→ **Task instructions**: Pull out every line in the data that has the string "ἕνας" in it.
Start
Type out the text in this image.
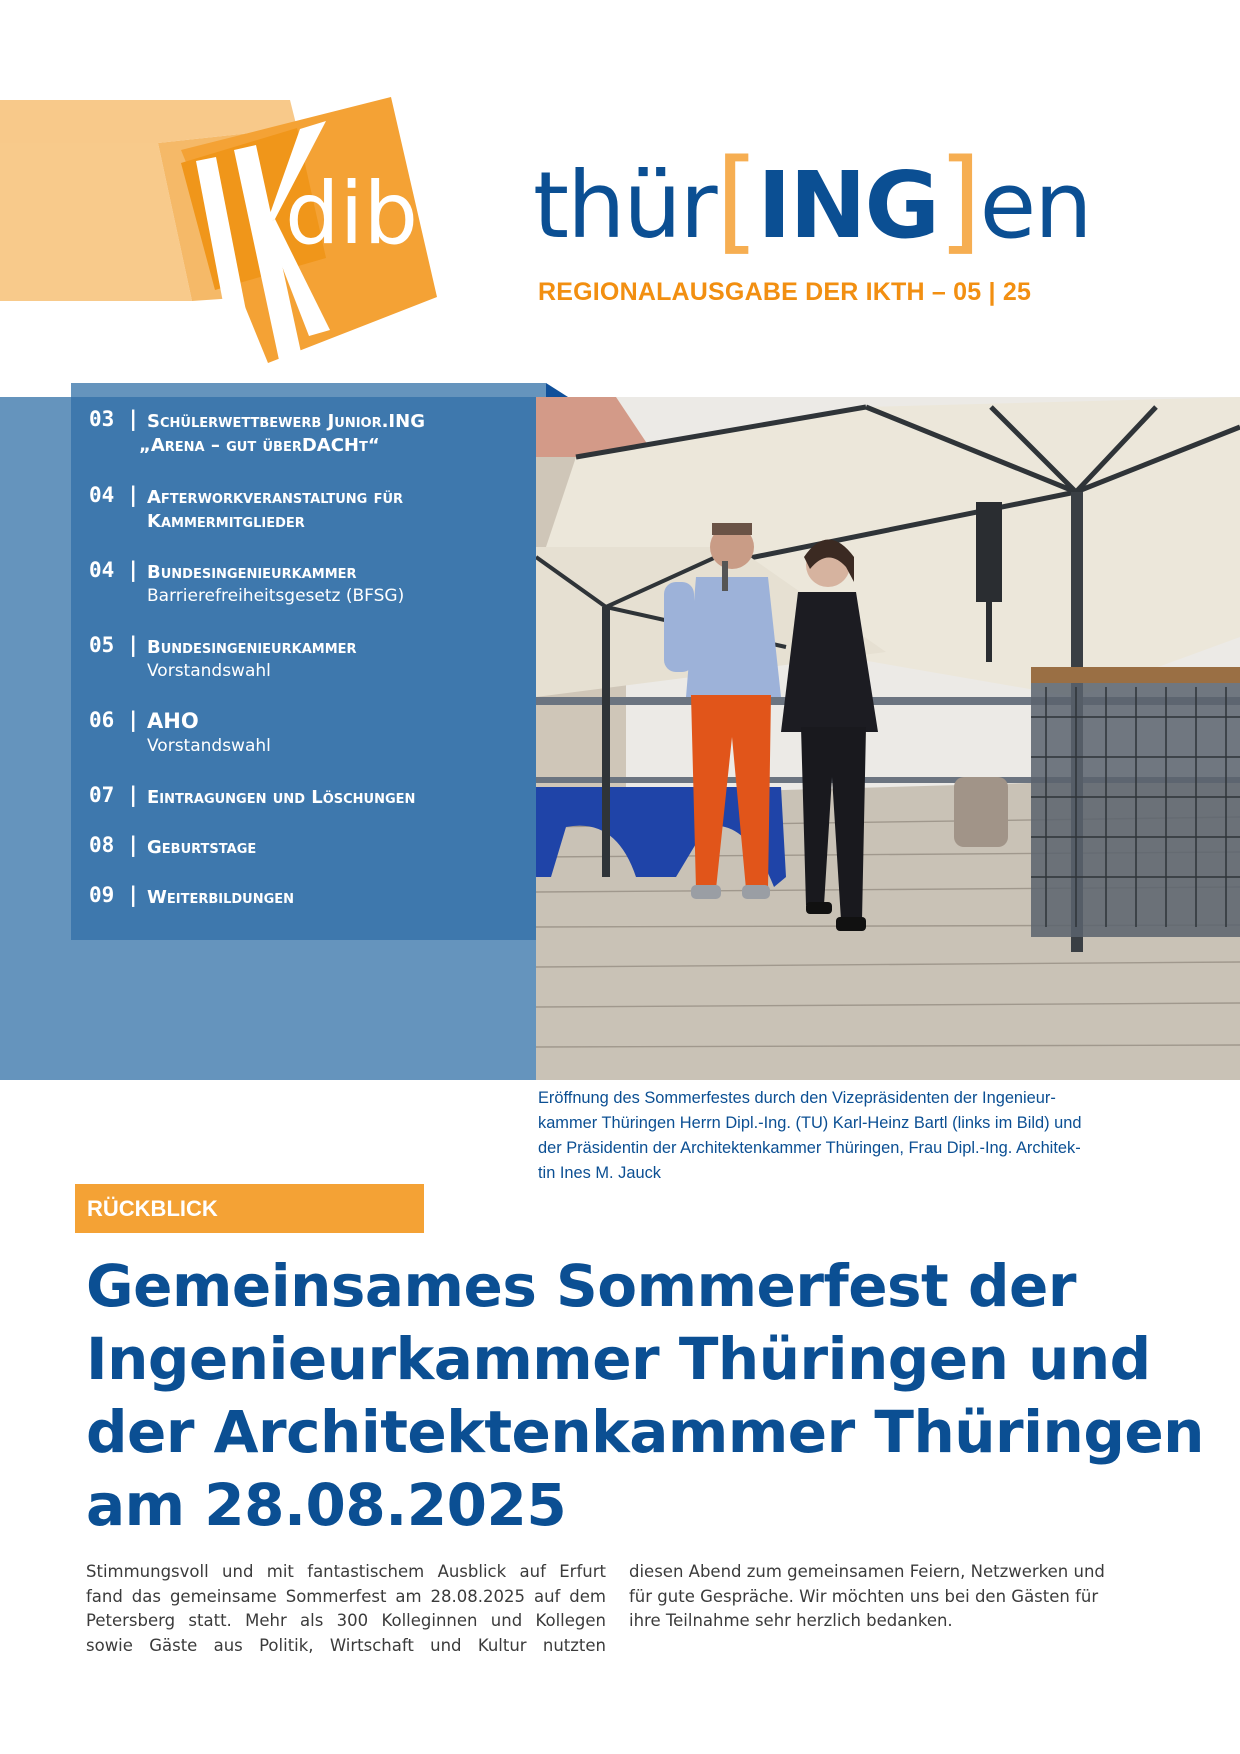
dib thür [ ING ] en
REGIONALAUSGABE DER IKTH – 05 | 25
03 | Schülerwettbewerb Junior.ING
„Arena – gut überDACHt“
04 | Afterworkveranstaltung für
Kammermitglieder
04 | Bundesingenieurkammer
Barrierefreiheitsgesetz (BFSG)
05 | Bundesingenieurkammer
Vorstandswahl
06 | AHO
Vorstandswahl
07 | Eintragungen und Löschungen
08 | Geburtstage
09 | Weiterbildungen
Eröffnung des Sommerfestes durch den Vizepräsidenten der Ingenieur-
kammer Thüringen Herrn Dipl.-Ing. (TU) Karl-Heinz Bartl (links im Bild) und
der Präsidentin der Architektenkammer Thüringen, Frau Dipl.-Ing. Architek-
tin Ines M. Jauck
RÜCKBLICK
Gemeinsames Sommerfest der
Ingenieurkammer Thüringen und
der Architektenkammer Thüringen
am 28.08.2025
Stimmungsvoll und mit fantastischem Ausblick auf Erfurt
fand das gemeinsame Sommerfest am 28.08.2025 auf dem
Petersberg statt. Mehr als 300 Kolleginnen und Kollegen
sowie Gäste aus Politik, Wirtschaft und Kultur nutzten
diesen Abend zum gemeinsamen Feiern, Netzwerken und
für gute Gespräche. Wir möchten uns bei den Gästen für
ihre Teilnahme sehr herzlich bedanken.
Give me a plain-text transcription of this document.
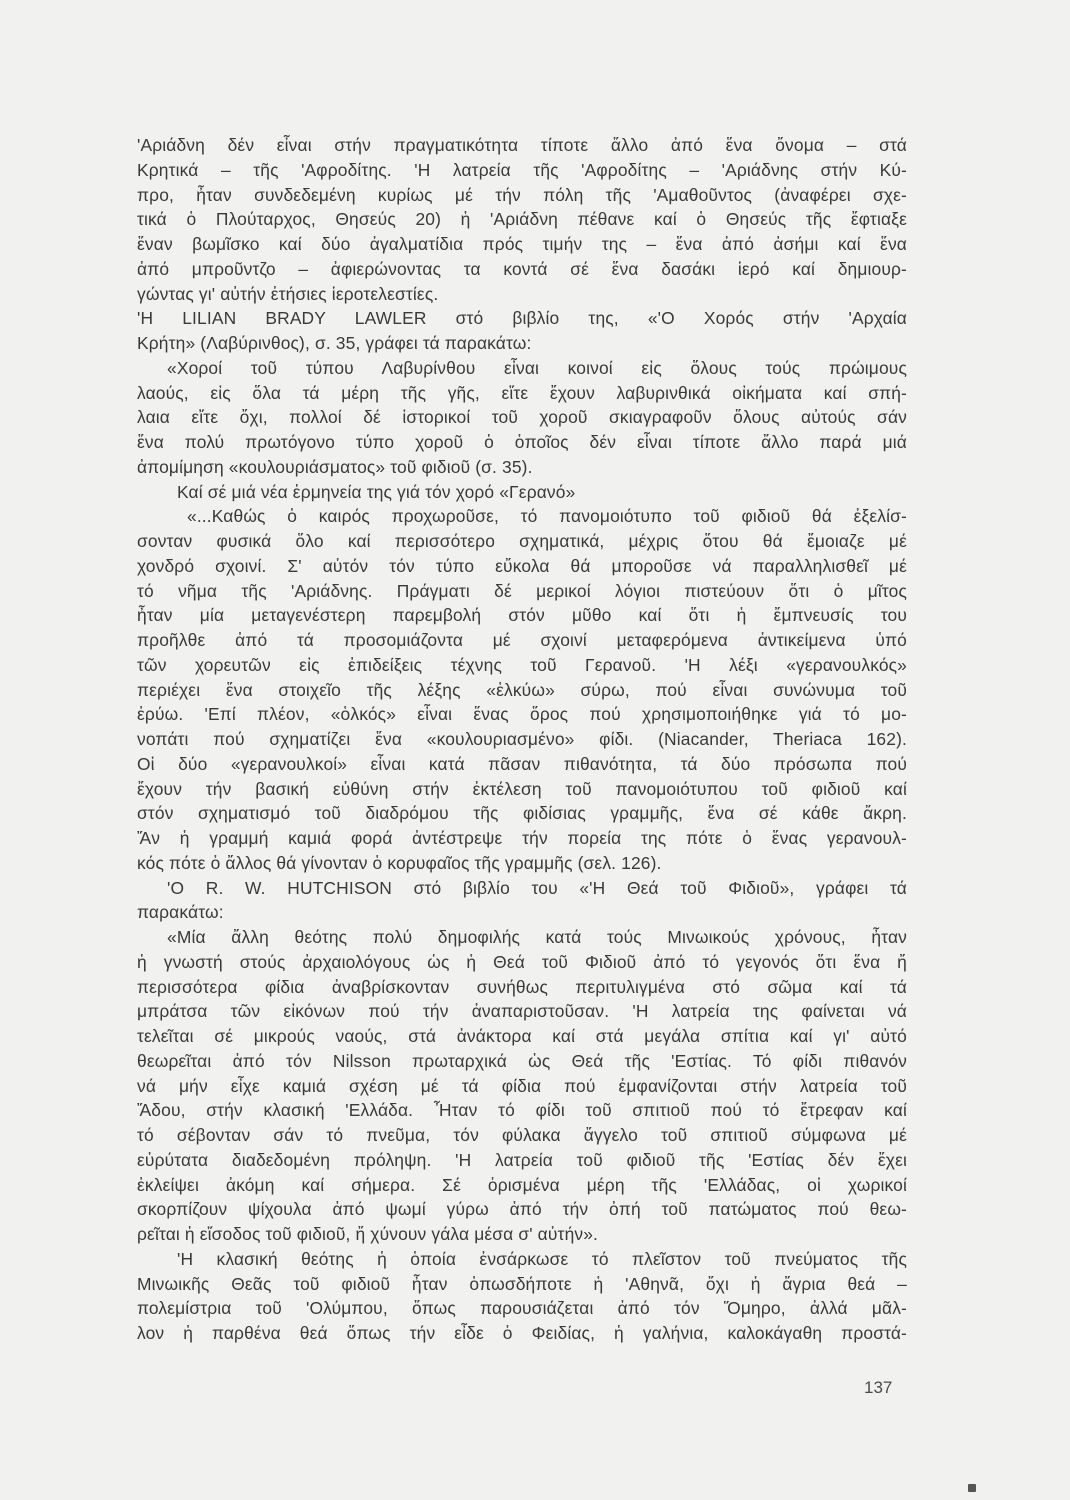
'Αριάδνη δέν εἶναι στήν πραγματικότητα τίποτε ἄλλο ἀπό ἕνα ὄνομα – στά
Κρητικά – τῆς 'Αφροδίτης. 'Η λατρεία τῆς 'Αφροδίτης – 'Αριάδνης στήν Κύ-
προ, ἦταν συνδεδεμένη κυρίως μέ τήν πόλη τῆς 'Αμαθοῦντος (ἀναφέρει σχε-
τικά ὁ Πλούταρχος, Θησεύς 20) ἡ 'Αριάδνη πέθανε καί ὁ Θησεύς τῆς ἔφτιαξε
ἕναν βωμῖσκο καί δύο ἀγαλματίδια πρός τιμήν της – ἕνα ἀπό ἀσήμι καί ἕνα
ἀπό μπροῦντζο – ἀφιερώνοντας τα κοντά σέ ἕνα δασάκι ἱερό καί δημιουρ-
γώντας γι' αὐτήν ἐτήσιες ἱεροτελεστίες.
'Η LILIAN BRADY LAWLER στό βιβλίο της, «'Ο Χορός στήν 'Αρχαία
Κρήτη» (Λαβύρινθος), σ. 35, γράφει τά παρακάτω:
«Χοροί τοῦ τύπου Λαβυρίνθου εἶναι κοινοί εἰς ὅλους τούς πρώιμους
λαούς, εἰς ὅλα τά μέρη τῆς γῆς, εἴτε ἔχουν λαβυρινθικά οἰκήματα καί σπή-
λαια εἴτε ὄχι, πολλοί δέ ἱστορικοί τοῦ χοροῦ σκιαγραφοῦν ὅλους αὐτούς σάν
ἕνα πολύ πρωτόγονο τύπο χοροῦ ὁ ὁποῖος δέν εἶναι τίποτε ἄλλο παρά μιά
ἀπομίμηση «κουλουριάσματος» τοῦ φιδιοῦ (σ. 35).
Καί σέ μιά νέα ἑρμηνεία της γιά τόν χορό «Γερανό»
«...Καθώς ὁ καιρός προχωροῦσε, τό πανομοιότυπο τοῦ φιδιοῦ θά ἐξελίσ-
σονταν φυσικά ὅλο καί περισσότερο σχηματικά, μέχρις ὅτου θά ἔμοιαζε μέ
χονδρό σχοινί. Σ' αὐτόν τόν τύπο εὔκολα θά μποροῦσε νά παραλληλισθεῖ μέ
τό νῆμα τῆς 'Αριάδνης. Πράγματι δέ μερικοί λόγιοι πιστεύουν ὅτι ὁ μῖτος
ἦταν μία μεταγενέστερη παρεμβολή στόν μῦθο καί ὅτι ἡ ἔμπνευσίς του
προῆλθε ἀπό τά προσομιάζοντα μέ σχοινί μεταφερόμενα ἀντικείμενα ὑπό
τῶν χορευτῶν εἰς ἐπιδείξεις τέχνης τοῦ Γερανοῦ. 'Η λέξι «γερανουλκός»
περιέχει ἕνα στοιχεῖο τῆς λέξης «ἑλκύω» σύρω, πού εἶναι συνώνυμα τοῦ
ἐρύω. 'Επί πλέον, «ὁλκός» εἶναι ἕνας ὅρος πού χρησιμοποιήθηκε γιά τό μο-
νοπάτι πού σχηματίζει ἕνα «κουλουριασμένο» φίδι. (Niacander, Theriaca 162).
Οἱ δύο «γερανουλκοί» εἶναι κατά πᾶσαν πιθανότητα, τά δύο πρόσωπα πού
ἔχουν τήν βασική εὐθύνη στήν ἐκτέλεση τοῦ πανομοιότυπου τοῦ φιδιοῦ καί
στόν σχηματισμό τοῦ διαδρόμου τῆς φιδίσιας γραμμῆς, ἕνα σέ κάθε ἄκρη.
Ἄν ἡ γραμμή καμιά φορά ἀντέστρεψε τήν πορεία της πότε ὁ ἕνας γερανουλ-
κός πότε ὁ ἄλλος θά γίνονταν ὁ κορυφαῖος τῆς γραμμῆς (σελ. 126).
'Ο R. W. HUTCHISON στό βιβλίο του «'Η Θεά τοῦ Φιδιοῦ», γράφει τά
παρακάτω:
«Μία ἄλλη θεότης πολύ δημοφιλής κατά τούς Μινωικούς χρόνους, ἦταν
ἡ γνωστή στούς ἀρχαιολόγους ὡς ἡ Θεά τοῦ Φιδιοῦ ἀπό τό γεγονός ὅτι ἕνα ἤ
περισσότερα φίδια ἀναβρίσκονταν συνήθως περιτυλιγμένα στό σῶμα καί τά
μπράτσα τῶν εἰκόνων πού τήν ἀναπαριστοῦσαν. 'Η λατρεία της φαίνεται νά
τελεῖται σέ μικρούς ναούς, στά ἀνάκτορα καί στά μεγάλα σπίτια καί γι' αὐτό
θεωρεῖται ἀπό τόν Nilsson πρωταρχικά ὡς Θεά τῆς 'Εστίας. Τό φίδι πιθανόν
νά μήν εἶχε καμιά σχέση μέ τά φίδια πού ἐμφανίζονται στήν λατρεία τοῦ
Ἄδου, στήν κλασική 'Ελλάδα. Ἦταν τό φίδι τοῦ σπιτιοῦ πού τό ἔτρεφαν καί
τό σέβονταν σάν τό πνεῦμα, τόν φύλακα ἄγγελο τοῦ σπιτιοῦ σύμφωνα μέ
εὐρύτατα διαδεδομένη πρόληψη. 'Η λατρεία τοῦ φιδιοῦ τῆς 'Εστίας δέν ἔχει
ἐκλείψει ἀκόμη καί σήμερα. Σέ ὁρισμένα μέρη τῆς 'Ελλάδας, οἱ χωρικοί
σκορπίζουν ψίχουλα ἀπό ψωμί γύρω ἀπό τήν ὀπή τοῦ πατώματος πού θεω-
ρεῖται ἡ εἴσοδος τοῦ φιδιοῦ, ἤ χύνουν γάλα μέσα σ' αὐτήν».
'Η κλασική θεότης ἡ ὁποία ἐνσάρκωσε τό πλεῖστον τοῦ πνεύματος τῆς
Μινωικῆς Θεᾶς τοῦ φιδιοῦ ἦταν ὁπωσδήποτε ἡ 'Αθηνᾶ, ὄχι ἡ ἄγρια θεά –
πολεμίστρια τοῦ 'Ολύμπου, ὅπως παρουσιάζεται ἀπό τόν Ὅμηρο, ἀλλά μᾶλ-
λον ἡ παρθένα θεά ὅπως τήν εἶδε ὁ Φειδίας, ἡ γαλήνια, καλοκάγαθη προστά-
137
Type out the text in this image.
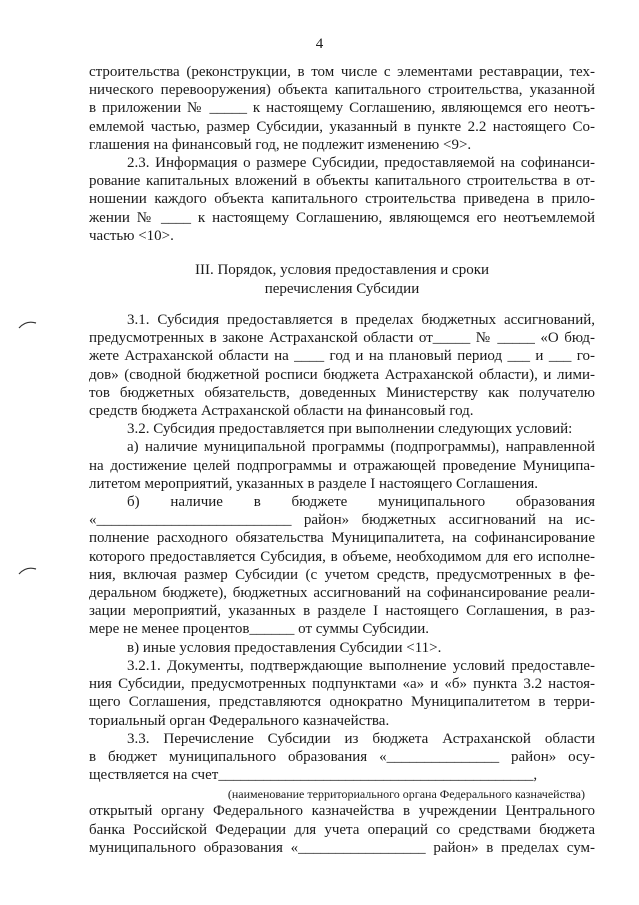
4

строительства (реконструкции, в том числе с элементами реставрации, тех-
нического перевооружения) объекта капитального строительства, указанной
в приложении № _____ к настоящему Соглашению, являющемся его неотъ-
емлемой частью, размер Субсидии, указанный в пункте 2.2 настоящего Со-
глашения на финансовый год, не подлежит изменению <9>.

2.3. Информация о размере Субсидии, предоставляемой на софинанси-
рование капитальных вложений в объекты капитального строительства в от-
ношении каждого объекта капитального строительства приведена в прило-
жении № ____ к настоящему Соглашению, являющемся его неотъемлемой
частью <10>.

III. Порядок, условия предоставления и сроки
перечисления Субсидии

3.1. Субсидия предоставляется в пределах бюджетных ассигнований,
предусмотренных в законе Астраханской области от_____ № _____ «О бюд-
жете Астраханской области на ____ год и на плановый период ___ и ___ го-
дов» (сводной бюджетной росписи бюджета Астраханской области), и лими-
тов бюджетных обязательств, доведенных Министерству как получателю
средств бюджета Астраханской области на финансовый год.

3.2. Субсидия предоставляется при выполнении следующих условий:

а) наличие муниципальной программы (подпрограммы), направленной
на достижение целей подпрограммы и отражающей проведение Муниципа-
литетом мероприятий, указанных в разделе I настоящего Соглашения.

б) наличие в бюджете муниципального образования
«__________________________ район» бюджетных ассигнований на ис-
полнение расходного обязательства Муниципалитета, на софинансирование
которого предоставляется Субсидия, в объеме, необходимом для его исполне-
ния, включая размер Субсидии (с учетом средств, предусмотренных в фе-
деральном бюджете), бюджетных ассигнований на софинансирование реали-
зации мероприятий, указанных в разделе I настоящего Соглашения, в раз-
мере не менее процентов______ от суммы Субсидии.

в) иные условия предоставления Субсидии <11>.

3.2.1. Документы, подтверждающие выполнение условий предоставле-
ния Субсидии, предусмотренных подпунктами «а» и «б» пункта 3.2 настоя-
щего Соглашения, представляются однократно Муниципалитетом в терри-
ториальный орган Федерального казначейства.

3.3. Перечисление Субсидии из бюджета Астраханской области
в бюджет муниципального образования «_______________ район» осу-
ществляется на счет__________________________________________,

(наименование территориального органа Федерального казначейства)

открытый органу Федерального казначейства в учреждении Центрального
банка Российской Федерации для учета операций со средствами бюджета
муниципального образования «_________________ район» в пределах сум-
End
→ **Answer to this problem**:
ἐρύω. 'Επί πλέον, «ὁλκός» εἶναι ἕνας ὅρος πού χρησιμοποιήθηκε γιά τό μο-
Ἄν ἡ γραμμή καμιά φορά ἀντέστρεψε τήν πορεία της πότε ὁ ἕνας γερανουλ-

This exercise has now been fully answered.